(Figure record extracts)
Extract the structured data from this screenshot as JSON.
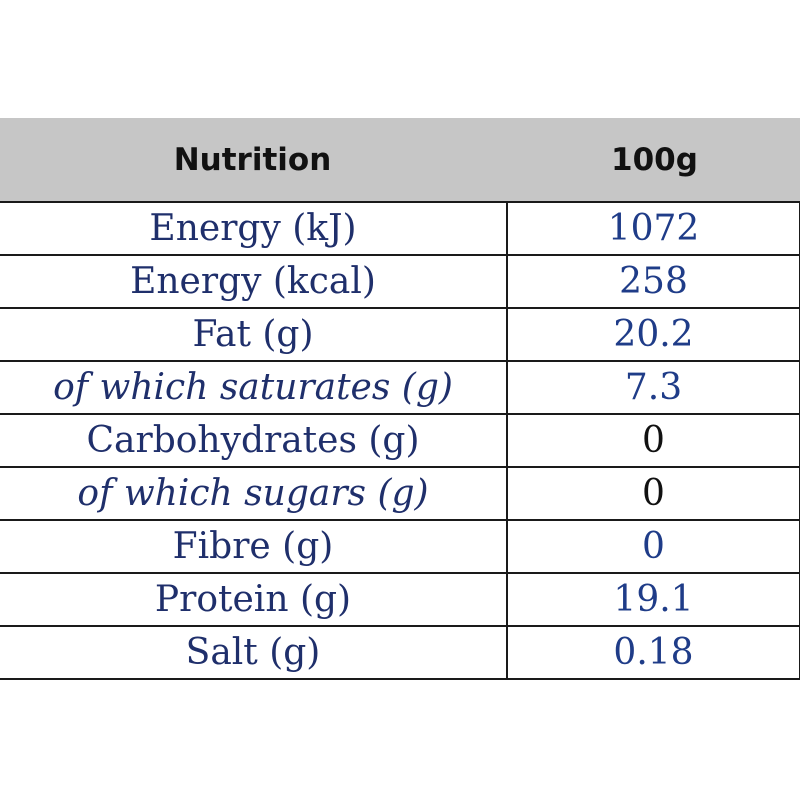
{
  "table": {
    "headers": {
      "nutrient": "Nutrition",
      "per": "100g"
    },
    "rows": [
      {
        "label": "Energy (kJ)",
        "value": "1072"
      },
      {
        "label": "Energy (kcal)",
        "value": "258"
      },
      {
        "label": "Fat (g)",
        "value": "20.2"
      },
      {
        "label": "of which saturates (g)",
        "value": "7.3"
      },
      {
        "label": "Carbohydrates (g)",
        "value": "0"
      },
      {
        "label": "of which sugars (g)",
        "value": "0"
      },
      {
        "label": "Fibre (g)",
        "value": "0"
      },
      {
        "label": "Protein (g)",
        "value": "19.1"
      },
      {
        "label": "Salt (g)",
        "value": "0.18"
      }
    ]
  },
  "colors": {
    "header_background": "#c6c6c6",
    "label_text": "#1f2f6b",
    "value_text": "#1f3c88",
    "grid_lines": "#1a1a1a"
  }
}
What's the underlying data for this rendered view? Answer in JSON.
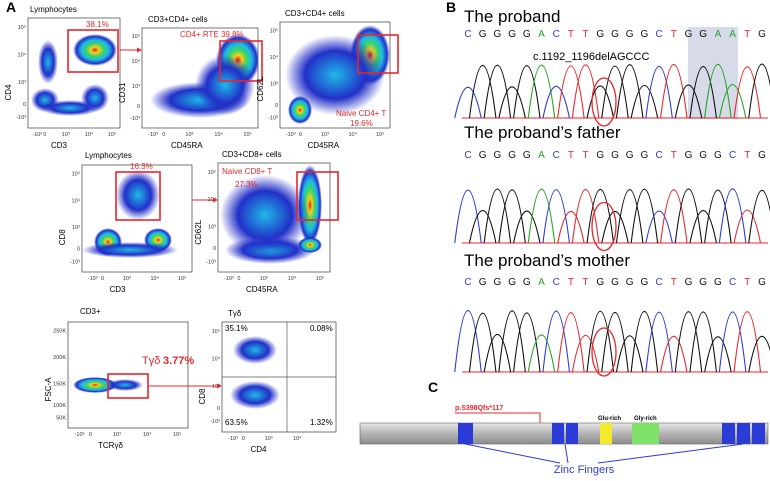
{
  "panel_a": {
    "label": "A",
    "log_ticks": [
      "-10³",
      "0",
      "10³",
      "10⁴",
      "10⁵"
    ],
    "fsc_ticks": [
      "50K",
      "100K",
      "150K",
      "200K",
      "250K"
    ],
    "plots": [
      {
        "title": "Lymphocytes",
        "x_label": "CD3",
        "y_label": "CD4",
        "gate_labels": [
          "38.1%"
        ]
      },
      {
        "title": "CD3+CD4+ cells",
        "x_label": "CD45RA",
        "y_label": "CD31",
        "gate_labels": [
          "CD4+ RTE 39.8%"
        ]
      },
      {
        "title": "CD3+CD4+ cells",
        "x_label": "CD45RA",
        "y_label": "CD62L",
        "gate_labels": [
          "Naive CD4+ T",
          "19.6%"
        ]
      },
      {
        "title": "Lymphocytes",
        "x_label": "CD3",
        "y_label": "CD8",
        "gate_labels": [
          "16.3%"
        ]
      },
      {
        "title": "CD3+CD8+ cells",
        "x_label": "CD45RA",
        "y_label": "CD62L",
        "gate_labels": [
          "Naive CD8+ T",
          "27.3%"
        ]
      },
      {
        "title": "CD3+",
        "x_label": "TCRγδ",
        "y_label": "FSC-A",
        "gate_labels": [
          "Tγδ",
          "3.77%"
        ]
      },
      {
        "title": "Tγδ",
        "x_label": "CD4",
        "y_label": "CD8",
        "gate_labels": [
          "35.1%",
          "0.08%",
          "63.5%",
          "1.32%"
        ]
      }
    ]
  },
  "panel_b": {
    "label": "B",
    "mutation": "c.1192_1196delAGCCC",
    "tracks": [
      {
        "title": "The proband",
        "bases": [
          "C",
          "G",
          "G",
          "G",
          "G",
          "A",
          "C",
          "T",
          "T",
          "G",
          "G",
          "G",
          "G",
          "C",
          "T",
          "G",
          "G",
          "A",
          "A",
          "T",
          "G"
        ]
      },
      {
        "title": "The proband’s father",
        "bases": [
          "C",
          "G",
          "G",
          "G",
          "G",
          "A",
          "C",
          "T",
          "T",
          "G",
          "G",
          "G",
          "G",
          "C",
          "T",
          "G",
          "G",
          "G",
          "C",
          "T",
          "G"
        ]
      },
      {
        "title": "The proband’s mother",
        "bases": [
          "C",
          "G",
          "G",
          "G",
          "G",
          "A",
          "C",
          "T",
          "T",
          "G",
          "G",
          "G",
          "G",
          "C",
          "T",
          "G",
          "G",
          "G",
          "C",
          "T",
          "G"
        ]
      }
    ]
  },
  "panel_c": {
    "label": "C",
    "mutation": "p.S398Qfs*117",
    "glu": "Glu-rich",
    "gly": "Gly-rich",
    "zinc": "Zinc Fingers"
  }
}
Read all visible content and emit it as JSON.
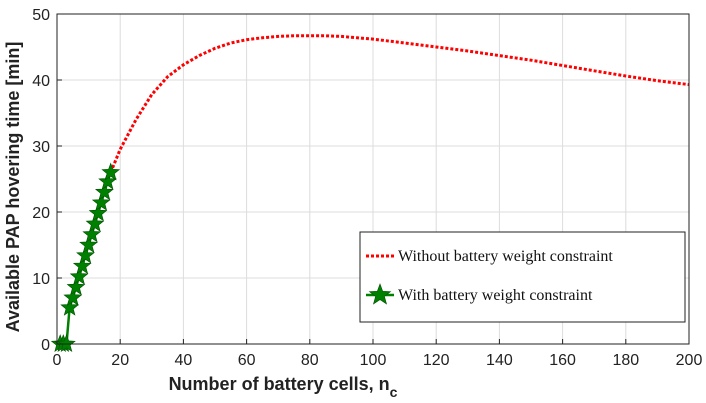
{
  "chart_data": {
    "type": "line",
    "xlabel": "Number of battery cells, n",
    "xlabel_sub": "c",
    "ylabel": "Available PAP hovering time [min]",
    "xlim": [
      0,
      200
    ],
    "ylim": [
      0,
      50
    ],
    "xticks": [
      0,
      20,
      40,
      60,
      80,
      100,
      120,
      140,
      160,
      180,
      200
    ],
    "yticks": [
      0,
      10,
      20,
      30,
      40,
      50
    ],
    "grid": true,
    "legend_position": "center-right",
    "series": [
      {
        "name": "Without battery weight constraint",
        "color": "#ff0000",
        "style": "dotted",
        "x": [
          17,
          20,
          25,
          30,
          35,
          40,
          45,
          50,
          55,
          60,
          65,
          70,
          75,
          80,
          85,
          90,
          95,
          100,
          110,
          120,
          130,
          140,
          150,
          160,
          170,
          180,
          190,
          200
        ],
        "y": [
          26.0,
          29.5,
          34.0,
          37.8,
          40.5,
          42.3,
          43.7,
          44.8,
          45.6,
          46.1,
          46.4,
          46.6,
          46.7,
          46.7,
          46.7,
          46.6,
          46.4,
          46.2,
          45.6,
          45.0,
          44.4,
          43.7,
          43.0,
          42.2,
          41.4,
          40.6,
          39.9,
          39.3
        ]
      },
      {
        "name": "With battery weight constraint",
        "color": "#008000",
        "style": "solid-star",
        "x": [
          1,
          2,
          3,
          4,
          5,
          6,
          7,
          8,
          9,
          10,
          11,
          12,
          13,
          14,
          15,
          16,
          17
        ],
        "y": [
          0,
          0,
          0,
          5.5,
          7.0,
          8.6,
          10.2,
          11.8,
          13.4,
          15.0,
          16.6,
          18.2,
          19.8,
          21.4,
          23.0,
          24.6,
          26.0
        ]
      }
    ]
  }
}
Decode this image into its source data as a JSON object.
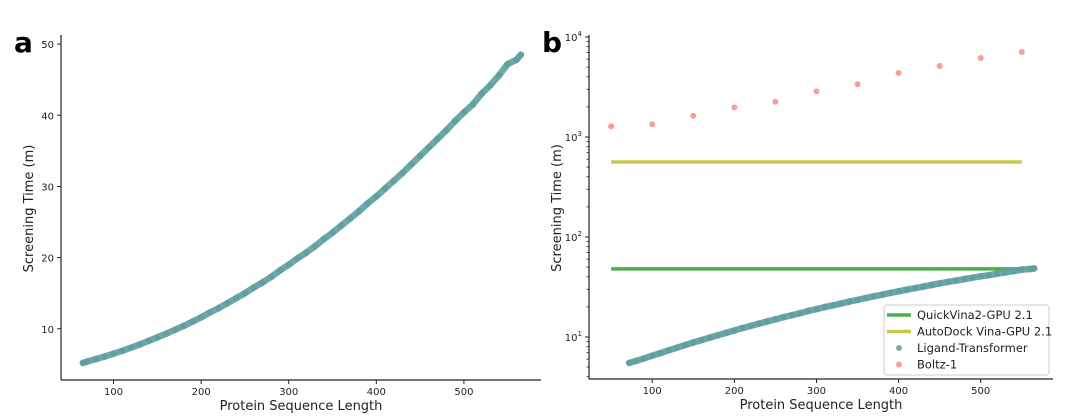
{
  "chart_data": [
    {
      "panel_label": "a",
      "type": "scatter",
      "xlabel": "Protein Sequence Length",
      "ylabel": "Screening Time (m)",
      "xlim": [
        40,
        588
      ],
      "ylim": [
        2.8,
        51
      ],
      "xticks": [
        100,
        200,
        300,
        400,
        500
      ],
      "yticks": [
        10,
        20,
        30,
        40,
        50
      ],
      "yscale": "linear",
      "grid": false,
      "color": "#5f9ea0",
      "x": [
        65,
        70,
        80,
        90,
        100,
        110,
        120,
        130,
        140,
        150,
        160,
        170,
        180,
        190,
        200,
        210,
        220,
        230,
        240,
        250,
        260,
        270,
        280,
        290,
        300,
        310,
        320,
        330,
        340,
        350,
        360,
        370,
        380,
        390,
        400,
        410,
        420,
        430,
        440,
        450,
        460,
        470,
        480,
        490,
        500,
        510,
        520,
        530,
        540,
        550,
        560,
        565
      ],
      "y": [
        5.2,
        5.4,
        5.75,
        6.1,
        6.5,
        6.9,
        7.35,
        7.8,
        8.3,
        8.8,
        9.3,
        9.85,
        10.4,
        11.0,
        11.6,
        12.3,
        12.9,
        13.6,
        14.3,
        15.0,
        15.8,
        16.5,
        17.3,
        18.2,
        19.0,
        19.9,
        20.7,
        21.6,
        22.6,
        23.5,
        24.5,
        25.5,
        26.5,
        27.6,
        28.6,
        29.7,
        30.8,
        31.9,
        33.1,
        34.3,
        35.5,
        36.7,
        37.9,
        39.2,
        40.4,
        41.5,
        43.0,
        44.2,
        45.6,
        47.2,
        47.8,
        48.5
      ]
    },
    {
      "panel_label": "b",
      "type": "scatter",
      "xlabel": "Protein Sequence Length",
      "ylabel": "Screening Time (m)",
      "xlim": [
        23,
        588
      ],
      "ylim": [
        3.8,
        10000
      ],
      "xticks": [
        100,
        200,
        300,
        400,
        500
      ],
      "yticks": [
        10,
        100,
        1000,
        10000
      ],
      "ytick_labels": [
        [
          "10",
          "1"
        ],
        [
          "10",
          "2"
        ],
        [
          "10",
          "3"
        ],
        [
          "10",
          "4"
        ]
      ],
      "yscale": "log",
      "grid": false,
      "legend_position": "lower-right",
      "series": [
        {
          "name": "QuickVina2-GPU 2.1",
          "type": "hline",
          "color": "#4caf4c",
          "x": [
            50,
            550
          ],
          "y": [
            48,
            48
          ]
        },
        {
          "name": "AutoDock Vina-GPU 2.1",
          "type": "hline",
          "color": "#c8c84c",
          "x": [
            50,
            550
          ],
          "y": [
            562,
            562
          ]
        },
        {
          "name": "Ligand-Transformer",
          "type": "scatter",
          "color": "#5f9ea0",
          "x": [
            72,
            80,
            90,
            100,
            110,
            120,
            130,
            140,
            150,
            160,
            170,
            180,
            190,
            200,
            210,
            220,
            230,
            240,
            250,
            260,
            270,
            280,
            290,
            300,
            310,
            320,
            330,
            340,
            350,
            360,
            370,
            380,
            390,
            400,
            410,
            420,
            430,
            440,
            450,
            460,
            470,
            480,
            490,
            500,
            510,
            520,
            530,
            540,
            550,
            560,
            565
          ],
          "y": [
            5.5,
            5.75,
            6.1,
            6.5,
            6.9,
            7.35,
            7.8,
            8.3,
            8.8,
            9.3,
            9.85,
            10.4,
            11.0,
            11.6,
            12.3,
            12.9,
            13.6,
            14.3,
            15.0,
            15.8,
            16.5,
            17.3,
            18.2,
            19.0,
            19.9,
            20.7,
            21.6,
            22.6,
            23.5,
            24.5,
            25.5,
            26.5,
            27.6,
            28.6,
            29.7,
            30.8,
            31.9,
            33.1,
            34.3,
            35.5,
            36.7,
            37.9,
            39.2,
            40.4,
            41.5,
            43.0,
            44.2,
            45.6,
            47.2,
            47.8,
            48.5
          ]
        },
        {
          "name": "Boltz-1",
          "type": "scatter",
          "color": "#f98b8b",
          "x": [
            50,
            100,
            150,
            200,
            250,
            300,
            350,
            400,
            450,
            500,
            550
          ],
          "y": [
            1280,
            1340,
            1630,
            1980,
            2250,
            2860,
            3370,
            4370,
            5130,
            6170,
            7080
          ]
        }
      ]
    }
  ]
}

YOUR OBJECTIVE: Which of the lines above mention the word "mutation"? Pull those lines out.

ANSWER AREA:
    "mutation": "c.1192_1196delAGCCC",
    "mutation": "p.S398Qfs*117",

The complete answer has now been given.